** Start Material for this exercise **
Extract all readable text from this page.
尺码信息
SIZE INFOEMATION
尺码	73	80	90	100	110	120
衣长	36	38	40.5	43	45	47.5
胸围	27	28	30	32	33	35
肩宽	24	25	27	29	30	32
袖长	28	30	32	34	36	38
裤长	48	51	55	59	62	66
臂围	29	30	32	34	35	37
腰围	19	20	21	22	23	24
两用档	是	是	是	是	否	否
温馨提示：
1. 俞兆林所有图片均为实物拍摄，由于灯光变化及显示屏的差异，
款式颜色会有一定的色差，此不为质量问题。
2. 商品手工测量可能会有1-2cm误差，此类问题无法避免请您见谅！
** End Material for this exercise **
— Goal —
Copy each record from above without leaving any out.

— Expected answer —
Extract all readable text from this page.
尺码信息
SIZE INFOEMATION
尺码	73	80	90	100	110	120
衣长	36	38	40.5	43	45	47.5
胸围	27	28	30	32	33	35
肩宽	24	25	27	29	30	32
袖长	28	30	32	34	36	38
裤长	48	51	55	59	62	66
臂围	29	30	32	34	35	37
腰围	19	20	21	22	23	24
两用档	是	是	是	是	否	否
温馨提示：
1. 俞兆林所有图片均为实物拍摄，由于灯光变化及显示屏的差异，
款式颜色会有一定的色差，此不为质量问题。
2. 商品手工测量可能会有1-2cm误差，此类问题无法避免请您见谅！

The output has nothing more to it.